_YOUR GOAL_
Type out the material below exactly.

::: DATASET ENTRIES :::

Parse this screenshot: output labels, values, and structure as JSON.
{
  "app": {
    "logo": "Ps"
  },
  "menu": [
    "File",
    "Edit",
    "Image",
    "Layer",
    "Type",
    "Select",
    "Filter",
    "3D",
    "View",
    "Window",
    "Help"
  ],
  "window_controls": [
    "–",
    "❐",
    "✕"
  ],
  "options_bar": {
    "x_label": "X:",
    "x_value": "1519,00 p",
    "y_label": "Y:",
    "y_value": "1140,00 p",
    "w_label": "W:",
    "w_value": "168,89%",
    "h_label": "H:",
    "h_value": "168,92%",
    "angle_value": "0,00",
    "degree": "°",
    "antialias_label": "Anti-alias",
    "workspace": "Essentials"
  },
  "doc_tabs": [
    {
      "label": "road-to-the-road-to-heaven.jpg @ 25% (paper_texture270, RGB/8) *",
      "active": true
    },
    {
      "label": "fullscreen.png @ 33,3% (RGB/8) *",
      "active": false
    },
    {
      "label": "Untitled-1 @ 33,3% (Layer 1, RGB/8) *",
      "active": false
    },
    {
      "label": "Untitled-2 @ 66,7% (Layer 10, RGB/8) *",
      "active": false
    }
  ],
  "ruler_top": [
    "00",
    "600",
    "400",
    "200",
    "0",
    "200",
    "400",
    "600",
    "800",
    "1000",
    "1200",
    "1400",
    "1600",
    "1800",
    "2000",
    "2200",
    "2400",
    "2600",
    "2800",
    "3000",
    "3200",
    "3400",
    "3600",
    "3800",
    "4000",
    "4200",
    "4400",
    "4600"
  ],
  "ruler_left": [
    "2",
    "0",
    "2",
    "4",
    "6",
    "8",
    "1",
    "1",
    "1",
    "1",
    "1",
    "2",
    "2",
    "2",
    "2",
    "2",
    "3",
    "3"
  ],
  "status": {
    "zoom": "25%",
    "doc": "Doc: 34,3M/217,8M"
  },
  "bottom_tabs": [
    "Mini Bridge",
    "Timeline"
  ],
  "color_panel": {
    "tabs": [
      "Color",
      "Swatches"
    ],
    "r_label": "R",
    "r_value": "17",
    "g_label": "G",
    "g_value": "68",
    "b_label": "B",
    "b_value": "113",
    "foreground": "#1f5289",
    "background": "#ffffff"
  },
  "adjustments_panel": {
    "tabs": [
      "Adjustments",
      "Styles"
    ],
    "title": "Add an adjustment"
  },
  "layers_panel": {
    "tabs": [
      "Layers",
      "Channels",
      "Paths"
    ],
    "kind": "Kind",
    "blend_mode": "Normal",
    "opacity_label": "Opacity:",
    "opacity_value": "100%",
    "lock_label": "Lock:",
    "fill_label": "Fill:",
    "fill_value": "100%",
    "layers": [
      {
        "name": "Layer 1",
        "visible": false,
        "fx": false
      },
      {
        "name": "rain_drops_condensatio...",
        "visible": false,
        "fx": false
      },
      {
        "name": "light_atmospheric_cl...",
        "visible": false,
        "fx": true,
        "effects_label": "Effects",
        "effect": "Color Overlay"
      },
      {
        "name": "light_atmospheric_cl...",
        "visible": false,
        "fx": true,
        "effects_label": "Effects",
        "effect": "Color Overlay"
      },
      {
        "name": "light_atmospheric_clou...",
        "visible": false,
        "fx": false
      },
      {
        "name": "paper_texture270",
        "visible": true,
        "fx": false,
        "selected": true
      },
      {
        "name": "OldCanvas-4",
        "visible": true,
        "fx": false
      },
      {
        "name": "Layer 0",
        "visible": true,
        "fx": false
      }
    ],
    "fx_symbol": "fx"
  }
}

:::

_TASK OUTPUT_
Parse this screenshot: output labels, values, and structure as JSON.
{
  "app": {
    "logo": "Ps"
  },
  "menu": [
    "File",
    "Edit",
    "Image",
    "Layer",
    "Type",
    "Select",
    "Filter",
    "3D",
    "View",
    "Window",
    "Help"
  ],
  "window_controls": [
    "–",
    "❐",
    "✕"
  ],
  "options_bar": {
    "x_label": "X:",
    "x_value": "1519,00 p",
    "y_label": "Y:",
    "y_value": "1140,00 p",
    "w_label": "W:",
    "w_value": "168,89%",
    "h_label": "H:",
    "h_value": "168,92%",
    "angle_value": "0,00",
    "degree": "°",
    "antialias_label": "Anti-alias",
    "workspace": "Essentials"
  },
  "doc_tabs": [
    {
      "label": "road-to-the-road-to-heaven.jpg @ 25% (paper_texture270, RGB/8) *",
      "active": true
    },
    {
      "label": "fullscreen.png @ 33,3% (RGB/8) *",
      "active": false
    },
    {
      "label": "Untitled-1 @ 33,3% (Layer 1, RGB/8) *",
      "active": false
    },
    {
      "label": "Untitled-2 @ 66,7% (Layer 10, RGB/8) *",
      "active": false
    }
  ],
  "ruler_top": [
    "00",
    "600",
    "400",
    "200",
    "0",
    "200",
    "400",
    "600",
    "800",
    "1000",
    "1200",
    "1400",
    "1600",
    "1800",
    "2000",
    "2200",
    "2400",
    "2600",
    "2800",
    "3000",
    "3200",
    "3400",
    "3600",
    "3800",
    "4000",
    "4200",
    "4400",
    "4600"
  ],
  "ruler_left": [
    "2",
    "0",
    "2",
    "4",
    "6",
    "8",
    "1",
    "1",
    "1",
    "1",
    "1",
    "2",
    "2",
    "2",
    "2",
    "2",
    "3",
    "3"
  ],
  "status": {
    "zoom": "25%",
    "doc": "Doc: 34,3M/217,8M"
  },
  "bottom_tabs": [
    "Mini Bridge",
    "Timeline"
  ],
  "color_panel": {
    "tabs": [
      "Color",
      "Swatches"
    ],
    "r_label": "R",
    "r_value": "17",
    "g_label": "G",
    "g_value": "68",
    "b_label": "B",
    "b_value": "113",
    "foreground": "#1f5289",
    "background": "#ffffff"
  },
  "adjustments_panel": {
    "tabs": [
      "Adjustments",
      "Styles"
    ],
    "title": "Add an adjustment"
  },
  "layers_panel": {
    "tabs": [
      "Layers",
      "Channels",
      "Paths"
    ],
    "kind": "Kind",
    "blend_mode": "Normal",
    "opacity_label": "Opacity:",
    "opacity_value": "100%",
    "lock_label": "Lock:",
    "fill_label": "Fill:",
    "fill_value": "100%",
    "layers": [
      {
        "name": "Layer 1",
        "visible": false,
        "fx": false
      },
      {
        "name": "rain_drops_condensatio...",
        "visible": false,
        "fx": false
      },
      {
        "name": "light_atmospheric_cl...",
        "visible": false,
        "fx": true,
        "effects_label": "Effects",
        "effect": "Color Overlay"
      },
      {
        "name": "light_atmospheric_cl...",
        "visible": false,
        "fx": true,
        "effects_label": "Effects",
        "effect": "Color Overlay"
      },
      {
        "name": "light_atmospheric_clou...",
        "visible": false,
        "fx": false
      },
      {
        "name": "paper_texture270",
        "visible": true,
        "fx": false,
        "selected": true
      },
      {
        "name": "OldCanvas-4",
        "visible": true,
        "fx": false
      },
      {
        "name": "Layer 0",
        "visible": true,
        "fx": false
      }
    ],
    "fx_symbol": "fx"
  }
}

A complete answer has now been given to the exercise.